REQUIRED TASK: Scan the listing below. Report each line that includes "serviced".

GIVEN RECORDS:
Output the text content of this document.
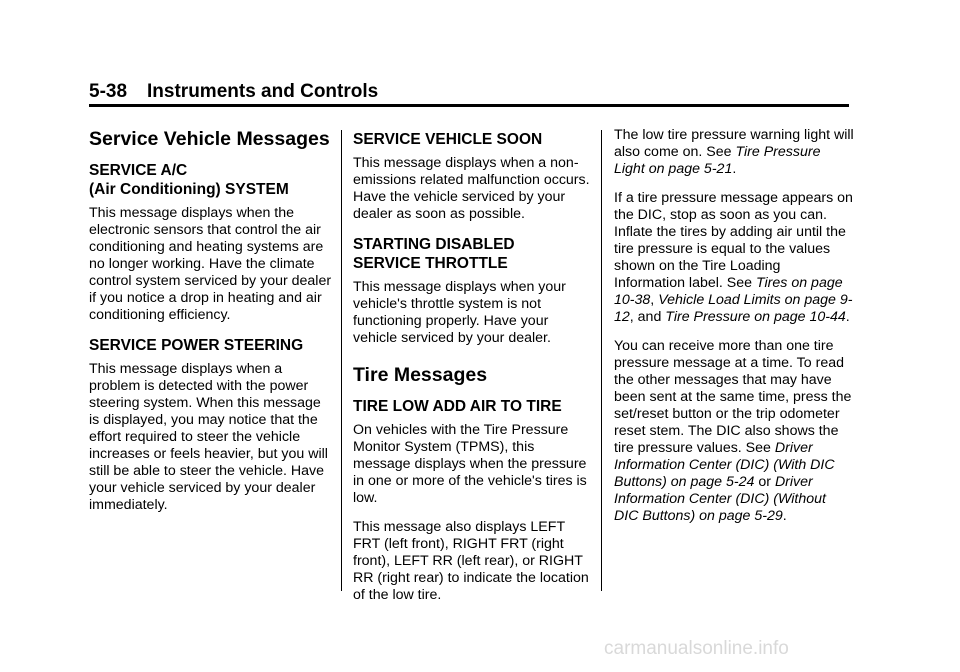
5-38 Instruments and Controls
Service Vehicle Messages
SERVICE A/C
(Air Conditioning) SYSTEM

This message displays when the electronic sensors that control the air conditioning and heating systems are no longer working. Have the climate control system serviced by your dealer if you notice a drop in heating and air conditioning efficiency.

SERVICE POWER STEERING

This message displays when a problem is detected with the power steering system. When this message is displayed, you may notice that the effort required to steer the vehicle increases or feels heavier, but you will still be able to steer the vehicle. Have your vehicle serviced by your dealer immediately.

SERVICE VEHICLE SOON

This message displays when a non-emissions related malfunction occurs. Have the vehicle serviced by your dealer as soon as possible.

STARTING DISABLED
SERVICE THROTTLE

This message displays when your vehicle's throttle system is not functioning properly. Have your vehicle serviced by your dealer.

Tire Messages
TIRE LOW ADD AIR TO TIRE

On vehicles with the Tire Pressure Monitor System (TPMS), this message displays when the pressure in one or more of the vehicle's tires is low.

This message also displays LEFT FRT (left front), RIGHT FRT (right front), LEFT RR (left rear), or RIGHT RR (right rear) to indicate the location of the low tire.

The low tire pressure warning light will also come on. See Tire Pressure Light on page 5-21.

If a tire pressure message appears on the DIC, stop as soon as you can. Inflate the tires by adding air until the tire pressure is equal to the values shown on the Tire Loading Information label. See Tires on page 10-38, Vehicle Load Limits on page 9-12, and Tire Pressure on page 10-44.

You can receive more than one tire pressure message at a time. To read the other messages that may have been sent at the same time, press the set/reset button or the trip odometer reset stem. The DIC also shows the tire pressure values. See Driver Information Center (DIC) (With DIC Buttons) on page 5-24 or Driver Information Center (DIC) (Without DIC Buttons) on page 5-29.

carmanualsonline.info
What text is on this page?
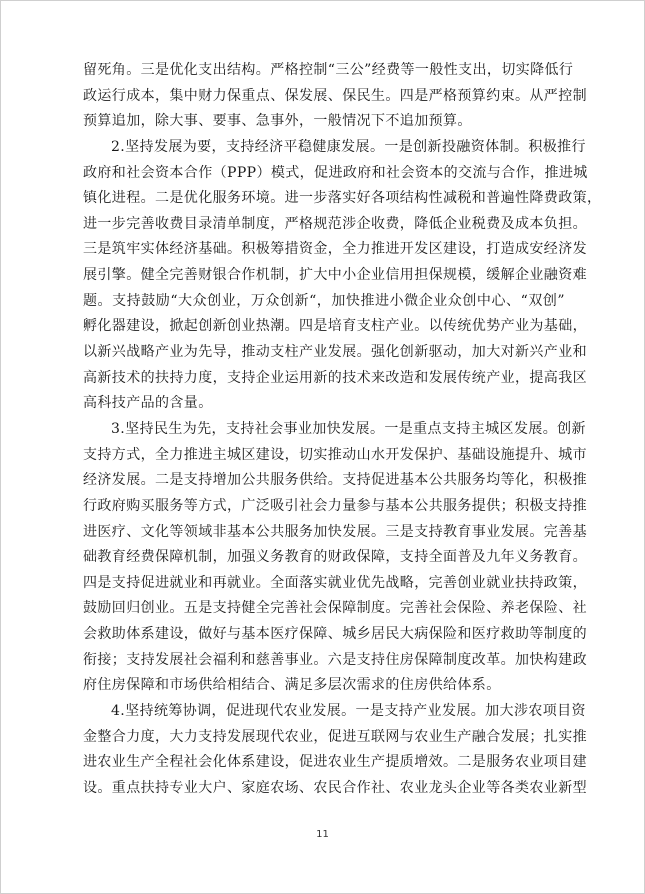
留死角。三是优化支出结构。严格控制“三公”经费等一般性支出，切实降低行
政运行成本，集中财力保重点、保发展、保民生。四是严格预算约束。从严控制
预算追加，除大事、要事、急事外，一般情况下不追加预算。
2.坚持发展为要，支持经济平稳健康发展。一是创新投融资体制。积极推行
政府和社会资本合作（PPP）模式，促进政府和社会资本的交流与合作，推进城
镇化进程。二是优化服务环境。进一步落实好各项结构性减税和普遍性降费政策，
进一步完善收费目录清单制度，严格规范涉企收费，降低企业税费及成本负担。
三是筑牢实体经济基础。积极筹措资金，全力推进开发区建设，打造成安经济发
展引擎。健全完善财银合作机制，扩大中小企业信用担保规模，缓解企业融资难
题。支持鼓励“大众创业，万众创新“，加快推进小微企业众创中心、“双创”
孵化器建设，掀起创新创业热潮。四是培育支柱产业。以传统优势产业为基础，
以新兴战略产业为先导，推动支柱产业发展。强化创新驱动，加大对新兴产业和
高新技术的扶持力度，支持企业运用新的技术来改造和发展传统产业，提高我区
高科技产品的含量。
3.坚持民生为先，支持社会事业加快发展。一是重点支持主城区发展。创新
支持方式，全力推进主城区建设，切实推动山水开发保护、基础设施提升、城市
经济发展。二是支持增加公共服务供给。支持促进基本公共服务均等化，积极推
行政府购买服务等方式，广泛吸引社会力量参与基本公共服务提供；积极支持推
进医疗、文化等领域非基本公共服务加快发展。三是支持教育事业发展。完善基
础教育经费保障机制，加强义务教育的财政保障，支持全面普及九年义务教育。
四是支持促进就业和再就业。全面落实就业优先战略，完善创业就业扶持政策，
鼓励回归创业。五是支持健全完善社会保障制度。完善社会保险、养老保险、社
会救助体系建设，做好与基本医疗保障、城乡居民大病保险和医疗救助等制度的
衔接；支持发展社会福利和慈善事业。六是支持住房保障制度改革。加快构建政
府住房保障和市场供给相结合、满足多层次需求的住房供给体系。
4.坚持统筹协调，促进现代农业发展。一是支持产业发展。加大涉农项目资
金整合力度，大力支持发展现代农业，促进互联网与农业生产融合发展；扎实推
进农业生产全程社会化体系建设，促进农业生产提质增效。二是服务农业项目建
设。重点扶持专业大户、家庭农场、农民合作社、农业龙头企业等各类农业新型
11
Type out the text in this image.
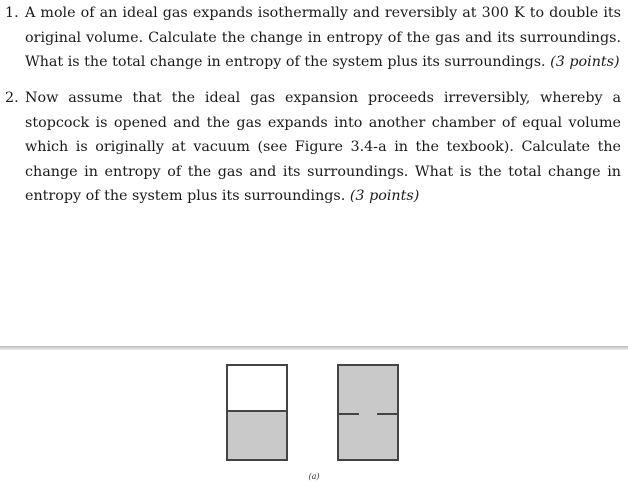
1. A mole of an ideal gas expands isothermally and reversibly at 300 K to double its original volume. Calculate the change in entropy of the gas and its surroundings. What is the total change in entropy of the system plus its surroundings. (3 points)
2. Now assume that the ideal gas expansion proceeds irreversibly, whereby a stopcock is opened and the gas expands into another chamber of equal volume which is originally at vacuum (see Figure 3.4-a in the texbook). Calculate the change in entropy of the gas and its surroundings. What is the total change in entropy of the system plus its surroundings. (3 points)
(a)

COMPLETE OUTPUT:
This message displays when the electronic sensors that control the air conditioning and heating systems are no longer working. Have the climate control system serviced by your dealer if you notice a drop in heating and air conditioning efficiency.
This message displays when a problem is detected with the power steering system. When this message is displayed, you may notice that the effort required to steer the vehicle increases or feels heavier, but you will still be able to steer the vehicle. Have your vehicle serviced by your dealer immediately.
This message displays when a non-emissions related malfunction occurs. Have the vehicle serviced by your dealer as soon as possible.
This message displays when your vehicle's throttle system is not functioning properly. Have your vehicle serviced by your dealer.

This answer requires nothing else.